Copy the records below exactly, leaving out any pictures.

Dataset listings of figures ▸
· · ·

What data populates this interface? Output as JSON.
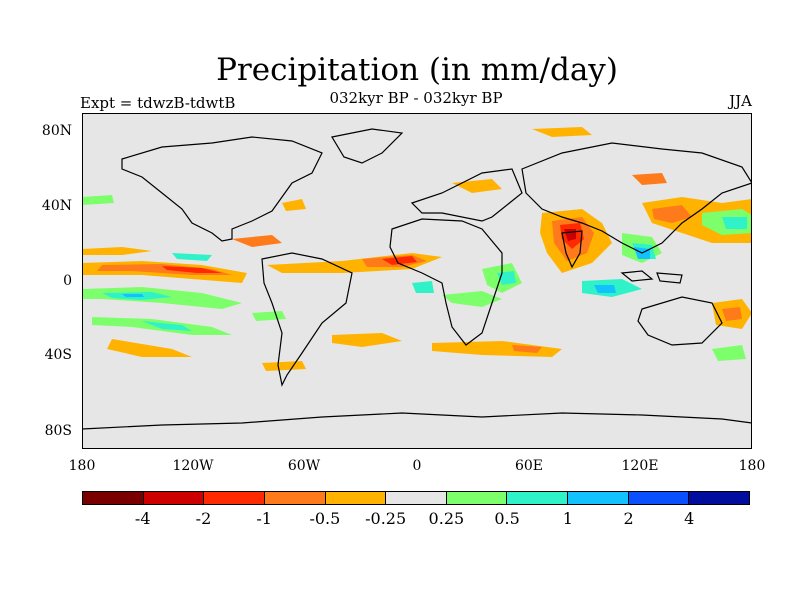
{
  "title": "Precipitation (in mm/day)",
  "subtitle": "032kyr BP - 032kyr BP",
  "left_label": "Expt = tdwzB-tdwtB",
  "right_label": "JJA",
  "y_ticks": [
    "80N",
    "40N",
    "0",
    "40S",
    "80S"
  ],
  "x_ticks": [
    "180",
    "120W",
    "60W",
    "0",
    "60E",
    "120E",
    "180"
  ],
  "colorbar": {
    "colors": [
      "#7a0000",
      "#cc0000",
      "#ff2a00",
      "#ff7a1a",
      "#ffb300",
      "#e6e6e6",
      "#7dff6b",
      "#2ff2c8",
      "#12c2ff",
      "#0a50ff",
      "#000d9e"
    ],
    "labels": [
      "-4",
      "-2",
      "-1",
      "-0.5",
      "-0.25",
      "0.25",
      "0.5",
      "1",
      "2",
      "4"
    ]
  },
  "chart_data": {
    "type": "heatmap",
    "title": "Precipitation (in mm/day)",
    "subtitle": "032kyr BP - 032kyr BP",
    "left_label": "Expt = tdwzB-tdwtB",
    "right_label": "JJA",
    "xlim": [
      -180,
      180
    ],
    "ylim": [
      -90,
      90
    ],
    "x_ticks": [
      "180",
      "120W",
      "60W",
      "0",
      "60E",
      "120E",
      "180"
    ],
    "y_ticks": [
      "80N",
      "40N",
      "0",
      "40S",
      "80S"
    ],
    "levels": [
      -4,
      -2,
      -1,
      -0.5,
      -0.25,
      0.25,
      0.5,
      1,
      2,
      4
    ],
    "background": "#e6e6e6"
  }
}
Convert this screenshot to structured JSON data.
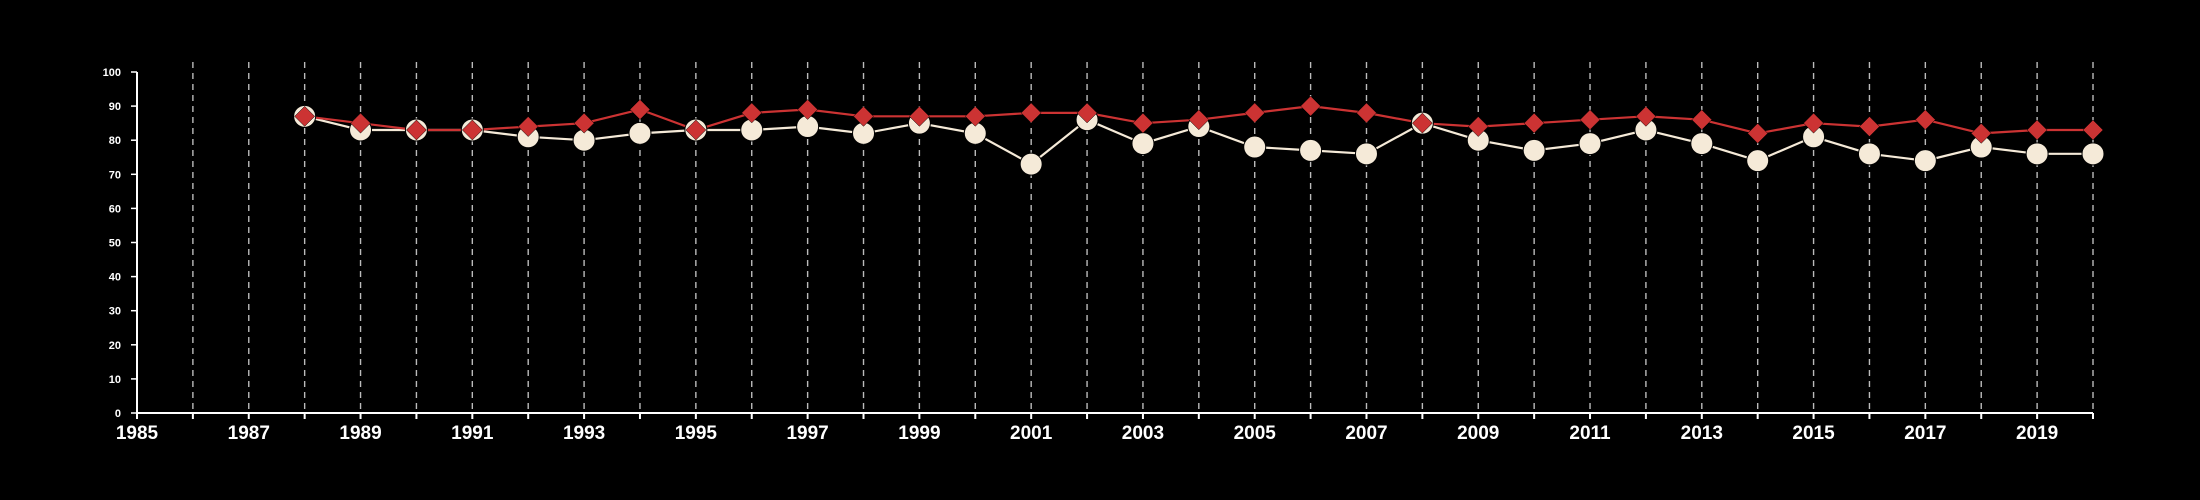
{
  "chart_data": {
    "type": "line",
    "title": "",
    "xlabel": "",
    "ylabel": "",
    "xlim": [
      1985,
      2020
    ],
    "ylim": [
      0,
      100
    ],
    "x_ticks": [
      1985,
      1987,
      1989,
      1991,
      1993,
      1995,
      1997,
      1999,
      2001,
      2003,
      2005,
      2007,
      2009,
      2011,
      2013,
      2015,
      2017,
      2019
    ],
    "y_ticks": [
      0,
      10,
      20,
      30,
      40,
      50,
      60,
      70,
      80,
      90,
      100
    ],
    "grid": "vertical-dashed",
    "colors": {
      "background": "#000000",
      "axis": "#ffffff",
      "grid": "#bbbbbb",
      "series_red": "#cc3333",
      "series_cream": "#f5ead8"
    },
    "x": [
      1988,
      1989,
      1990,
      1991,
      1992,
      1993,
      1994,
      1995,
      1996,
      1997,
      1998,
      1999,
      2000,
      2001,
      2002,
      2003,
      2004,
      2005,
      2006,
      2007,
      2008,
      2009,
      2010,
      2011,
      2012,
      2013,
      2014,
      2015,
      2016,
      2017,
      2018,
      2019,
      2020
    ],
    "series": [
      {
        "marker": "diamond",
        "color": "#cc3333",
        "values": [
          87,
          85,
          83,
          83,
          84,
          85,
          89,
          83,
          88,
          89,
          87,
          87,
          87,
          88,
          88,
          85,
          86,
          88,
          90,
          88,
          85,
          84,
          85,
          86,
          87,
          86,
          82,
          85,
          84,
          86,
          82,
          83,
          83
        ]
      },
      {
        "marker": "circle",
        "color": "#f5ead8",
        "values": [
          87,
          83,
          83,
          83,
          81,
          80,
          82,
          83,
          83,
          84,
          82,
          85,
          82,
          73,
          86,
          79,
          84,
          78,
          77,
          76,
          85,
          80,
          77,
          79,
          83,
          79,
          74,
          81,
          76,
          74,
          78,
          76,
          76
        ]
      }
    ]
  }
}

· · ·

WORKED SOLUTION ▸
What data populates this interface? Output as JSON.
{
  "title": "Precipitation (in mm/day)",
  "subtitle": "032kyr BP - 032kyr BP",
  "left_label": "Expt = tdwzB-tdwtB",
  "right_label": "JJA",
  "y_ticks": [
    "80N",
    "40N",
    "0",
    "40S",
    "80S"
  ],
  "x_ticks": [
    "180",
    "120W",
    "60W",
    "0",
    "60E",
    "120E",
    "180"
  ],
  "colorbar": {
    "colors": [
      "#7a0000",
      "#cc0000",
      "#ff2a00",
      "#ff7a1a",
      "#ffb300",
      "#e6e6e6",
      "#7dff6b",
      "#2ff2c8",
      "#12c2ff",
      "#0a50ff",
      "#000d9e"
    ],
    "labels": [
      "-4",
      "-2",
      "-1",
      "-0.5",
      "-0.25",
      "0.25",
      "0.5",
      "1",
      "2",
      "4"
    ]
  },
  "chart_data": {
    "type": "heatmap",
    "title": "Precipitation (in mm/day)",
    "subtitle": "032kyr BP - 032kyr BP",
    "left_label": "Expt = tdwzB-tdwtB",
    "right_label": "JJA",
    "xlim": [
      -180,
      180
    ],
    "ylim": [
      -90,
      90
    ],
    "x_ticks": [
      "180",
      "120W",
      "60W",
      "0",
      "60E",
      "120E",
      "180"
    ],
    "y_ticks": [
      "80N",
      "40N",
      "0",
      "40S",
      "80S"
    ],
    "levels": [
      -4,
      -2,
      -1,
      -0.5,
      -0.25,
      0.25,
      0.5,
      1,
      2,
      4
    ],
    "background": "#e6e6e6"
  }
}
Convert this screenshot to structured JSON data.
{
  "chart_data": {
    "type": "line",
    "title": "",
    "xlabel": "",
    "ylabel": "",
    "xlim": [
      1985,
      2020
    ],
    "ylim": [
      0,
      100
    ],
    "x_ticks": [
      1985,
      1987,
      1989,
      1991,
      1993,
      1995,
      1997,
      1999,
      2001,
      2003,
      2005,
      2007,
      2009,
      2011,
      2013,
      2015,
      2017,
      2019
    ],
    "y_ticks": [
      0,
      10,
      20,
      30,
      40,
      50,
      60,
      70,
      80,
      90,
      100
    ],
    "grid": "vertical-dashed",
    "colors": {
      "background": "#000000",
      "axis": "#ffffff",
      "grid": "#bbbbbb",
      "series_red": "#cc3333",
      "series_cream": "#f5ead8"
    },
    "x": [
      1988,
      1989,
      1990,
      1991,
      1992,
      1993,
      1994,
      1995,
      1996,
      1997,
      1998,
      1999,
      2000,
      2001,
      2002,
      2003,
      2004,
      2005,
      2006,
      2007,
      2008,
      2009,
      2010,
      2011,
      2012,
      2013,
      2014,
      2015,
      2016,
      2017,
      2018,
      2019,
      2020
    ],
    "series": [
      {
        "marker": "diamond",
        "color": "#cc3333",
        "values": [
          87,
          85,
          83,
          83,
          84,
          85,
          89,
          83,
          88,
          89,
          87,
          87,
          87,
          88,
          88,
          85,
          86,
          88,
          90,
          88,
          85,
          84,
          85,
          86,
          87,
          86,
          82,
          85,
          84,
          86,
          82,
          83,
          83
        ]
      },
      {
        "marker": "circle",
        "color": "#f5ead8",
        "values": [
          87,
          83,
          83,
          83,
          81,
          80,
          82,
          83,
          83,
          84,
          82,
          85,
          82,
          73,
          86,
          79,
          84,
          78,
          77,
          76,
          85,
          80,
          77,
          79,
          83,
          79,
          74,
          81,
          76,
          74,
          78,
          76,
          76
        ]
      }
    ]
  }
}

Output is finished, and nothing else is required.